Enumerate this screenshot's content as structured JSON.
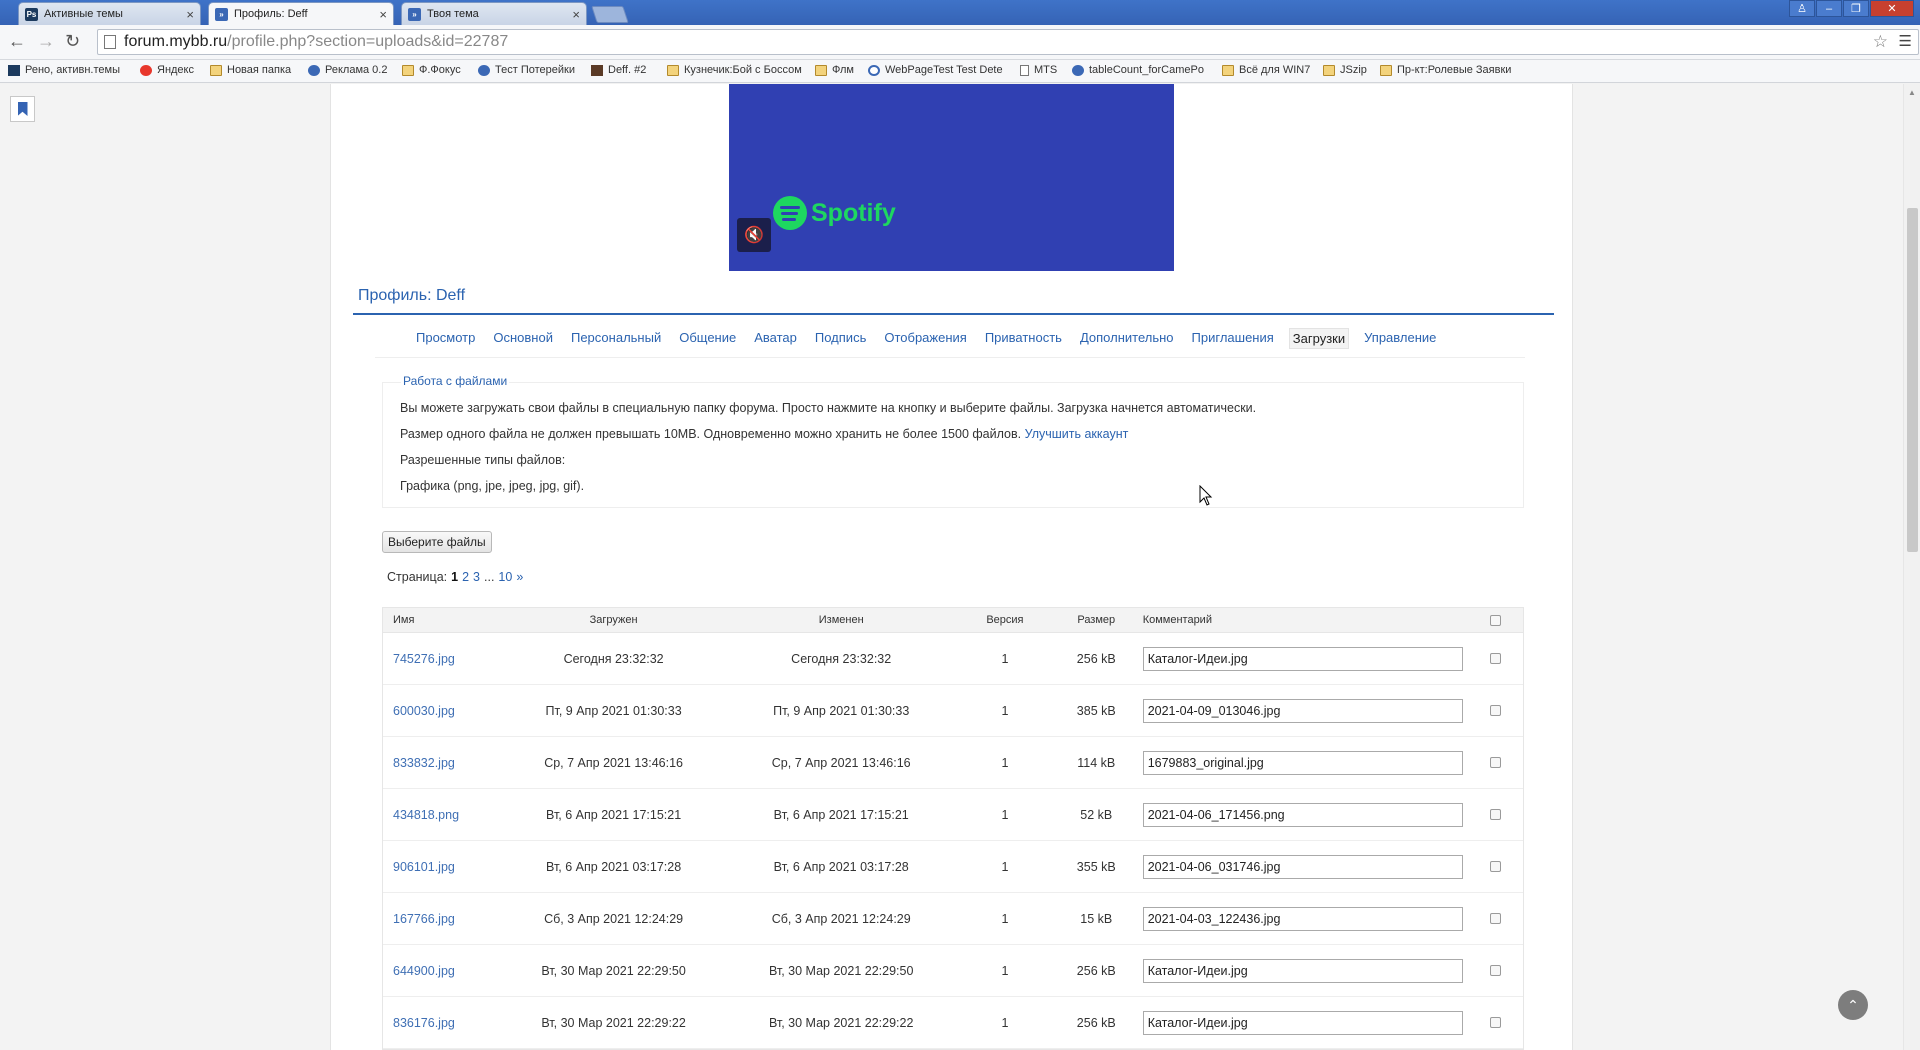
{
  "browser": {
    "tabs": [
      {
        "title": "Активные темы",
        "icon": "photoshop-icon",
        "active": false
      },
      {
        "title": "Профиль: Deff",
        "icon": "mybb-icon",
        "active": true
      },
      {
        "title": "Твоя тема",
        "icon": "mybb-icon",
        "active": false
      }
    ],
    "url_host": "forum.mybb.ru",
    "url_path": "/profile.php?section=uploads&id=22787",
    "bookmarks": [
      {
        "label": "Рено, активн.темы",
        "icon": "photoshop-icon"
      },
      {
        "label": "Яндекс",
        "icon": "yandex-icon"
      },
      {
        "label": "Новая папка",
        "icon": "folder-icon"
      },
      {
        "label": "Реклама 0.2",
        "icon": "mybb-icon"
      },
      {
        "label": "Ф.Фокус",
        "icon": "folder-icon"
      },
      {
        "label": "Тест Потерейки",
        "icon": "mybb-icon"
      },
      {
        "label": "Deff. #2",
        "icon": "avatar-icon"
      },
      {
        "label": "Кузнечик:Бой с Боссом",
        "icon": "folder-icon"
      },
      {
        "label": "Флм",
        "icon": "folder-icon"
      },
      {
        "label": "WebPageTest Test Dete",
        "icon": "webpagetest-icon"
      },
      {
        "label": "MTS",
        "icon": "page-icon"
      },
      {
        "label": "tableCount_forCamePo",
        "icon": "mybb-icon"
      },
      {
        "label": "Всё для WIN7",
        "icon": "folder-icon"
      },
      {
        "label": "JSzip",
        "icon": "folder-icon"
      },
      {
        "label": "Пр-кт:Ролевые Заявки",
        "icon": "folder-icon"
      }
    ]
  },
  "video": {
    "brand": "Spotify",
    "mute_icon": "mute-icon"
  },
  "profile": {
    "title": "Профиль: Deff",
    "tabs": [
      "Просмотр",
      "Основной",
      "Персональный",
      "Общение",
      "Аватар",
      "Подпись",
      "Отображения",
      "Приватность",
      "Дополнительно",
      "Приглашения",
      "Загрузки",
      "Управление"
    ],
    "active_tab": "Загрузки"
  },
  "files_panel": {
    "legend": "Работа с файлами",
    "line1": "Вы можете загружать свои файлы в специальную папку форума. Просто нажмите на кнопку и выберите файлы. Загрузка начнется автоматически.",
    "line2": "Размер одного файла не должен превышать 10MB. Одновременно можно хранить не более 1500 файлов.",
    "upgrade_link": "Улучшить аккаунт",
    "line3": "Разрешенные типы файлов:",
    "line4": "Графика (png, jpe, jpeg, jpg, gif)."
  },
  "choose_button": "Выберите файлы",
  "pager": {
    "label": "Страница:",
    "current": "1",
    "pages": [
      "2",
      "3"
    ],
    "ellipsis": "...",
    "last": "10",
    "next": "»"
  },
  "table": {
    "headers": {
      "name": "Имя",
      "uploaded": "Загружен",
      "modified": "Изменен",
      "version": "Версия",
      "size": "Размер",
      "comment": "Комментарий"
    },
    "rows": [
      {
        "name": "745276.jpg",
        "uploaded": "Сегодня 23:32:32",
        "modified": "Сегодня 23:32:32",
        "version": "1",
        "size": "256 kB",
        "comment": "Каталог-Идеи.jpg"
      },
      {
        "name": "600030.jpg",
        "uploaded": "Пт, 9 Апр 2021 01:30:33",
        "modified": "Пт, 9 Апр 2021 01:30:33",
        "version": "1",
        "size": "385 kB",
        "comment": "2021-04-09_013046.jpg"
      },
      {
        "name": "833832.jpg",
        "uploaded": "Ср, 7 Апр 2021 13:46:16",
        "modified": "Ср, 7 Апр 2021 13:46:16",
        "version": "1",
        "size": "114 kB",
        "comment": "1679883_original.jpg"
      },
      {
        "name": "434818.png",
        "uploaded": "Вт, 6 Апр 2021 17:15:21",
        "modified": "Вт, 6 Апр 2021 17:15:21",
        "version": "1",
        "size": "52 kB",
        "comment": "2021-04-06_171456.png"
      },
      {
        "name": "906101.jpg",
        "uploaded": "Вт, 6 Апр 2021 03:17:28",
        "modified": "Вт, 6 Апр 2021 03:17:28",
        "version": "1",
        "size": "355 kB",
        "comment": "2021-04-06_031746.jpg"
      },
      {
        "name": "167766.jpg",
        "uploaded": "Сб, 3 Апр 2021 12:24:29",
        "modified": "Сб, 3 Апр 2021 12:24:29",
        "version": "1",
        "size": "15 kB",
        "comment": "2021-04-03_122436.jpg"
      },
      {
        "name": "644900.jpg",
        "uploaded": "Вт, 30 Мар 2021 22:29:50",
        "modified": "Вт, 30 Мар 2021 22:29:50",
        "version": "1",
        "size": "256 kB",
        "comment": "Каталог-Идеи.jpg"
      },
      {
        "name": "836176.jpg",
        "uploaded": "Вт, 30 Мар 2021 22:29:22",
        "modified": "Вт, 30 Мар 2021 22:29:22",
        "version": "1",
        "size": "256 kB",
        "comment": "Каталог-Идеи.jpg"
      }
    ]
  },
  "colors": {
    "link": "#2b63b0",
    "spotify_green": "#1ed760",
    "video_bg": "#3040b2"
  }
}
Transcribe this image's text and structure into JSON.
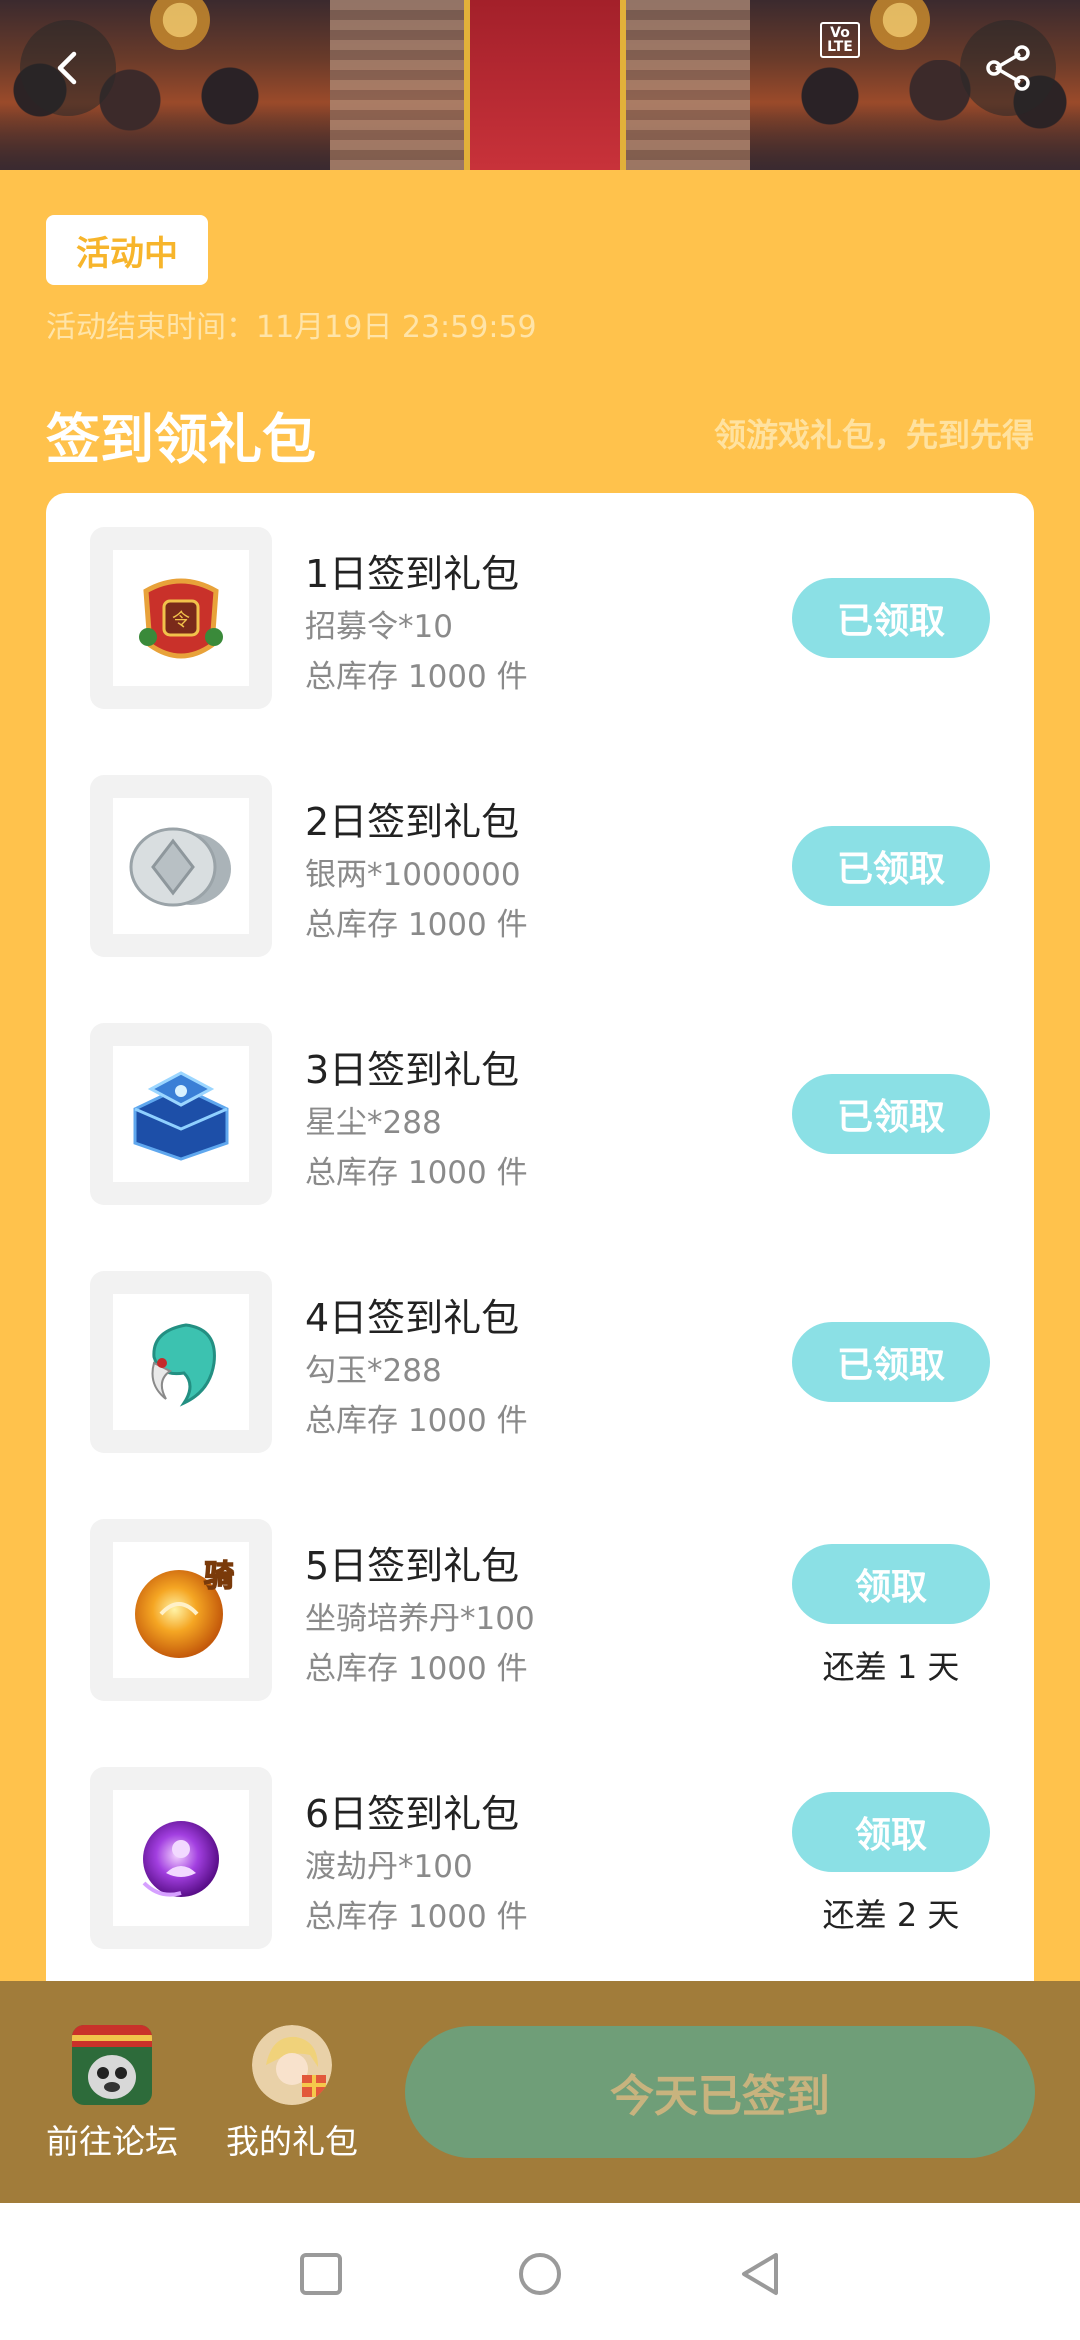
{
  "header": {
    "back_icon": "chevron-left-icon",
    "share_icon": "share-icon",
    "status_bar": {
      "volte": "Vo LTE"
    }
  },
  "status": {
    "badge": "活动中",
    "end_time_label": "活动结束时间：",
    "end_time_value": "11月19日 23:59:59"
  },
  "section": {
    "title": "签到领礼包",
    "subtitle": "领游戏礼包，先到先得"
  },
  "packs": [
    {
      "title": "1日签到礼包",
      "reward": "招募令*10",
      "stock": "总库存 1000 件",
      "button": "已领取",
      "icon": "recruit-token-icon",
      "days_left": ""
    },
    {
      "title": "2日签到礼包",
      "reward": "银两*1000000",
      "stock": "总库存 1000 件",
      "button": "已领取",
      "icon": "silver-coin-icon",
      "days_left": ""
    },
    {
      "title": "3日签到礼包",
      "reward": "星尘*288",
      "stock": "总库存 1000 件",
      "button": "已领取",
      "icon": "stardust-chest-icon",
      "days_left": ""
    },
    {
      "title": "4日签到礼包",
      "reward": "勾玉*288",
      "stock": "总库存 1000 件",
      "button": "已领取",
      "icon": "magatama-icon",
      "days_left": ""
    },
    {
      "title": "5日签到礼包",
      "reward": "坐骑培养丹*100",
      "stock": "总库存 1000 件",
      "button": "领取",
      "icon": "mount-pill-icon",
      "days_left": "还差 1 天",
      "icon_char": "骑"
    },
    {
      "title": "6日签到礼包",
      "reward": "渡劫丹*100",
      "stock": "总库存 1000 件",
      "button": "领取",
      "icon": "tribulation-pill-icon",
      "days_left": "还差 2 天"
    }
  ],
  "bottom_bar": {
    "forum_label": "前往论坛",
    "gifts_label": "我的礼包",
    "checked_in_label": "今天已签到"
  },
  "nav": {
    "recent_icon": "square-icon",
    "home_icon": "circle-icon",
    "back_icon": "triangle-back-icon"
  },
  "colors": {
    "background": "#ffc24c",
    "claim_button": "#8be0e5",
    "checked_in_button": "#6f9e78",
    "bottom_bar": "#a17c3a"
  }
}
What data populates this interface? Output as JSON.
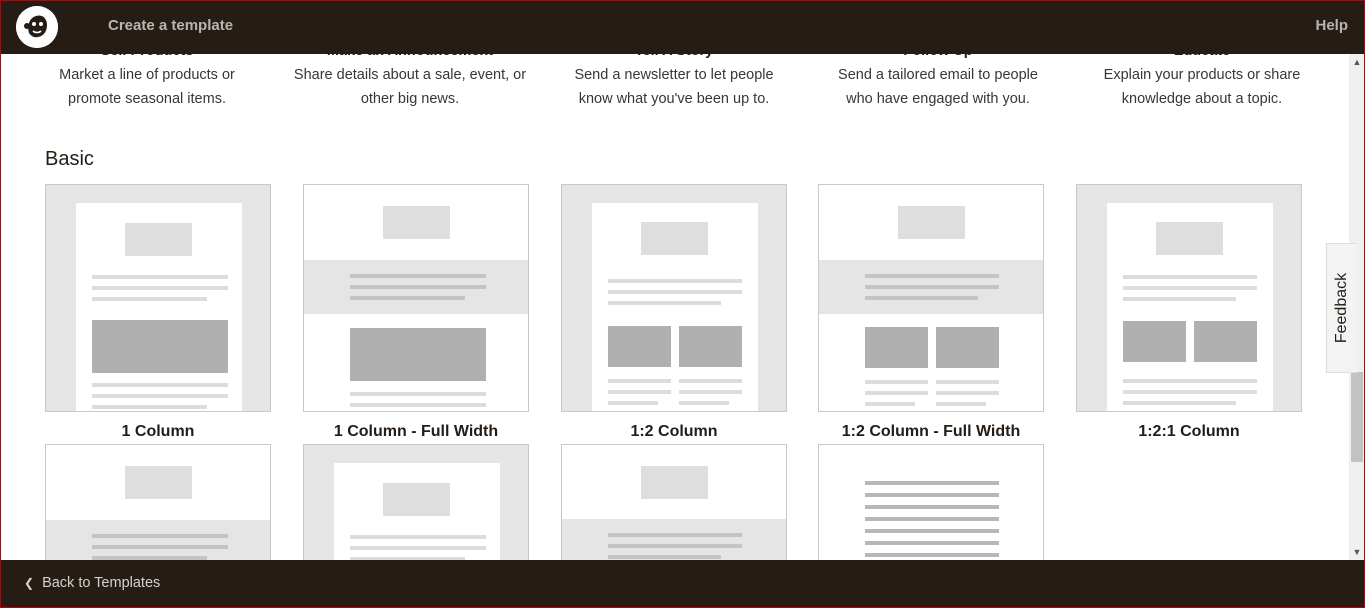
{
  "header": {
    "title": "Create a template",
    "help_label": "Help",
    "logo_icon": "mailchimp-logo-icon"
  },
  "categories": [
    {
      "title": "Sell Products",
      "desc1": "Market a line of products or",
      "desc2": "promote seasonal items."
    },
    {
      "title": "Make an Announcement",
      "desc1": "Share details about a sale, event, or",
      "desc2": "other big news."
    },
    {
      "title": "Tell A Story",
      "desc1": "Send a newsletter to let people",
      "desc2": "know what you've been up to."
    },
    {
      "title": "Follow Up",
      "desc1": "Send a tailored email to people",
      "desc2": "who have engaged with you."
    },
    {
      "title": "Educate",
      "desc1": "Explain your products or share",
      "desc2": "knowledge about a topic."
    }
  ],
  "section": {
    "title": "Basic"
  },
  "templates": [
    {
      "label": "1 Column"
    },
    {
      "label": "1 Column - Full Width"
    },
    {
      "label": "1:2 Column"
    },
    {
      "label": "1:2 Column - Full Width"
    },
    {
      "label": "1:2:1 Column"
    }
  ],
  "feedback": {
    "label": "Feedback"
  },
  "footer": {
    "back_label": "Back to Templates"
  },
  "colors": {
    "bar_bg": "#241c15",
    "frame": "#c00000"
  }
}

→ **DIRECTION**
Only the lines from the line bearing "What data populates" to the end of the listing above, both inclusive, should be extracted verbatim; the pictures are excluded.

→ **EXERCISE SOLUTION**
What data populates this interface? Output as JSON.
{
  "header": {
    "title": "Create a template",
    "help_label": "Help",
    "logo_icon": "mailchimp-logo-icon"
  },
  "categories": [
    {
      "title": "Sell Products",
      "desc1": "Market a line of products or",
      "desc2": "promote seasonal items."
    },
    {
      "title": "Make an Announcement",
      "desc1": "Share details about a sale, event, or",
      "desc2": "other big news."
    },
    {
      "title": "Tell A Story",
      "desc1": "Send a newsletter to let people",
      "desc2": "know what you've been up to."
    },
    {
      "title": "Follow Up",
      "desc1": "Send a tailored email to people",
      "desc2": "who have engaged with you."
    },
    {
      "title": "Educate",
      "desc1": "Explain your products or share",
      "desc2": "knowledge about a topic."
    }
  ],
  "section": {
    "title": "Basic"
  },
  "templates": [
    {
      "label": "1 Column"
    },
    {
      "label": "1 Column - Full Width"
    },
    {
      "label": "1:2 Column"
    },
    {
      "label": "1:2 Column - Full Width"
    },
    {
      "label": "1:2:1 Column"
    }
  ],
  "feedback": {
    "label": "Feedback"
  },
  "footer": {
    "back_label": "Back to Templates"
  },
  "colors": {
    "bar_bg": "#241c15",
    "frame": "#c00000"
  }
}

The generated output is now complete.